STUDIES ON THE BIOCHEMICAL BASIS OF DISTAL AXONOPATHIES–I. INHIBITION OF GLYCOLYSIS BY NEUROTOXIC HEXACARBON COMPOUNDS

Abstract

Abstract— Neurotoxic hexacarbon compounds 2,5‐hexanedione (2,5‐HD) and methyl n‐butyl ketone (MnBK) inhibit crystalline and endogenous CNS and PNS glyceraldehyde‐3‐phosphate dehydrogenase (GAPDH). Preincubation of the enzyme with the toxin was necessary for inhibition. The enzyme activity of GAPDH was preserved by the addition of dithiothreitol in the presence of either neurotoxin. By contrast, lactate dehydrogenase (LDH) activity was not inhibited by these neurotoxic chemicals. Neurologically inactive compounds 1,6‐hexanediol and acetone failed to inhibit GAPDH. The present data indicate that 2,5‐HD and M “BK block energy metabolism by inhibiting glycolysis at the site of GAPDH. These observations may account for the known failure of GAPDH‐dependent axonal transport and the axonal degeneration which occurs in hexacarbon neuropathy.

→ DATASET RECORDS

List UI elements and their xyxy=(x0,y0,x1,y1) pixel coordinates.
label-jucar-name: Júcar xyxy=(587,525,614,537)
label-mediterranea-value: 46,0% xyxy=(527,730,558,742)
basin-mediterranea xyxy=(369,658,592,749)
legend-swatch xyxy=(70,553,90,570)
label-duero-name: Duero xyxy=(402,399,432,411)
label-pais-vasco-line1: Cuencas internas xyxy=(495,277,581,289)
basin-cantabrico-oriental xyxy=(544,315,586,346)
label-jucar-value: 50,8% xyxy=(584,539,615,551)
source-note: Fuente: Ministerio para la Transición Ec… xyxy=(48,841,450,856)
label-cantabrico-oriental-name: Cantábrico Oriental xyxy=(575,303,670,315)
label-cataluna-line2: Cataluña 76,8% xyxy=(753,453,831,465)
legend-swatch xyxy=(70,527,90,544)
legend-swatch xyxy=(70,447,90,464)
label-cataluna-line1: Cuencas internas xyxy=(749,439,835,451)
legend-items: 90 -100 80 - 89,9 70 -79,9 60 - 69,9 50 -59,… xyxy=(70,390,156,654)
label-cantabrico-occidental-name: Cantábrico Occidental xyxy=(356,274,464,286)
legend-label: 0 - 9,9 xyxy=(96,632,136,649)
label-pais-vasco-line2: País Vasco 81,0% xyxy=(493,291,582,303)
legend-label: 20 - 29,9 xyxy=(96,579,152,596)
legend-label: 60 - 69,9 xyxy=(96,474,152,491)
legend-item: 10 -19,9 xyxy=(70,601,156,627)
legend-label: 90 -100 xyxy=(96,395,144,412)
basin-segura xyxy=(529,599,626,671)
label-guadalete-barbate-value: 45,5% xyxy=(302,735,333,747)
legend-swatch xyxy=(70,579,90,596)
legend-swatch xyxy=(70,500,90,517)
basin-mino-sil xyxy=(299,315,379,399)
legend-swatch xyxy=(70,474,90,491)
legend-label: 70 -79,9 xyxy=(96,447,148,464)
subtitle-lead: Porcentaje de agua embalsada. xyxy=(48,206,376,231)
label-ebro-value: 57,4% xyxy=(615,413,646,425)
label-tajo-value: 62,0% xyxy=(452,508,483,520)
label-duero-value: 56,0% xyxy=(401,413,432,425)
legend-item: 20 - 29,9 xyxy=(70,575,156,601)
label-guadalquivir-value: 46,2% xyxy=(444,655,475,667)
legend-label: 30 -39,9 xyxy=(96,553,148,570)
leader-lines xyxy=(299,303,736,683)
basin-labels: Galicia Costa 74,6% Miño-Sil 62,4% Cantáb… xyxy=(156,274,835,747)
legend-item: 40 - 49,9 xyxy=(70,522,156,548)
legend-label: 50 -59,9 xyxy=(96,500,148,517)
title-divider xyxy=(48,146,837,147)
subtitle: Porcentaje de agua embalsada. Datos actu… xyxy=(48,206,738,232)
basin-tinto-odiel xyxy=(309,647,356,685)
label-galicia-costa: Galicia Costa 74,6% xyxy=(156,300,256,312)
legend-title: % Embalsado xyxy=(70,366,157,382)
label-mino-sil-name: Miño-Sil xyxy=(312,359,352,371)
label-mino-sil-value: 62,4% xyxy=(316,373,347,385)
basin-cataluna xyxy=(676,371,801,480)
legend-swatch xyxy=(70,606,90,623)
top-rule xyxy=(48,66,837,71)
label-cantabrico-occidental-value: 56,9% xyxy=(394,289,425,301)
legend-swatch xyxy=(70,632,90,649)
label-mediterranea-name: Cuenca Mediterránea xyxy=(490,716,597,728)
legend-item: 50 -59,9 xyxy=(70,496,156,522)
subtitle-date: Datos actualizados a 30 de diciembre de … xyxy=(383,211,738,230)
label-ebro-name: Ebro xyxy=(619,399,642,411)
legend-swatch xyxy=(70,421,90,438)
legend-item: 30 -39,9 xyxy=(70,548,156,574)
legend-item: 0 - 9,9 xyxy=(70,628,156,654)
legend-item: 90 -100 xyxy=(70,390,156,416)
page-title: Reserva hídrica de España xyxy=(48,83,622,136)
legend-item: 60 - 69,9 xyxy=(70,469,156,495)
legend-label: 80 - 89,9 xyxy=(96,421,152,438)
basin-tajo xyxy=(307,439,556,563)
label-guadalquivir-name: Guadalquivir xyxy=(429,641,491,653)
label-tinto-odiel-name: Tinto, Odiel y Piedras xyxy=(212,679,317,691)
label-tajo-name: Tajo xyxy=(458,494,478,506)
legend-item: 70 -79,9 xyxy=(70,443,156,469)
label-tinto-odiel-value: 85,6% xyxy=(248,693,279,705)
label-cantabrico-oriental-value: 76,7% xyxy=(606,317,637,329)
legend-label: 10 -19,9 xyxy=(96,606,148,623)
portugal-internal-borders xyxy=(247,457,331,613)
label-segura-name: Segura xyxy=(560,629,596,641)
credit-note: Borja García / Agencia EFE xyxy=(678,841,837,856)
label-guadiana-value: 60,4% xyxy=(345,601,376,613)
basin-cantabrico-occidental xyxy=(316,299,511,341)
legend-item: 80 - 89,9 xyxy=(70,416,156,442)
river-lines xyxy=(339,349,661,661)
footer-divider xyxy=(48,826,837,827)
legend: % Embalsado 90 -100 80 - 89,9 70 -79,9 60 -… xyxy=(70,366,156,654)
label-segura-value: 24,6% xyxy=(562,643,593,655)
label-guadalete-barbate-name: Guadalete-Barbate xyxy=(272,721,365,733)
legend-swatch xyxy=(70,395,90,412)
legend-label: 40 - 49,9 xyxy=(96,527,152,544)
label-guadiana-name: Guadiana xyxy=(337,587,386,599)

→ WHAT YOU WILL DO
**A)** According to the hexacarbon abstract, which enzyme did the neurotoxic chemicals fail to inhibit?
**B)** Please transcribe the part of the hexacarbon abstract that opens with the words containing "Abstract— Neurotoxic hexacarbon" and closes with "in hexacarbon neuropathy.".
**C)** In one to three sentences, explain why the hexacarbon abstract concludes that 2,5-HD blocks energy metabolism.
The data were taken from another source.

→ ANSWERS FOR THE TASKS
**A)** Lactate dehydrogenase (LDH).

**B)**
Abstract— Neurotoxic hexacarbon compounds 2,5‐hexanedione (2,5‐HD) and methyl n‐butyl ketone (MnBK) inhibit crystalline and endogenous CNS and PNS glyceraldehyde‐3‐phosphate dehydrogenase (GAPDH). Preincubation of the enzyme with the toxin was necessary for inhibition. The enzyme activity of GAPDH was preserved by the addition of dithiothreitol in the presence of either neurotoxin. By contrast, lactate dehydrogenase (LDH) activity was not inhibited by these neurotoxic chemicals. Neurologically inactive compounds 1,6‐hexanediol and acetone failed to inhibit GAPDH. The present data indicate that 2,5‐HD and M “BK block energy metabolism by inhibiting glycolysis at the site of GAPDH. These observations may account for the known failure of GAPDH‐dependent axonal transport and the axonal degeneration which occurs in hexacarbon neuropathy.

**C)** The data show that 2,5-HD inhibits glyceraldehyde-3-phosphate dehydrogenase (GAPDH), an enzyme of glycolysis. The abstract therefore concludes that it blocks energy metabolism by inhibiting glycolysis at the site of GAPDH.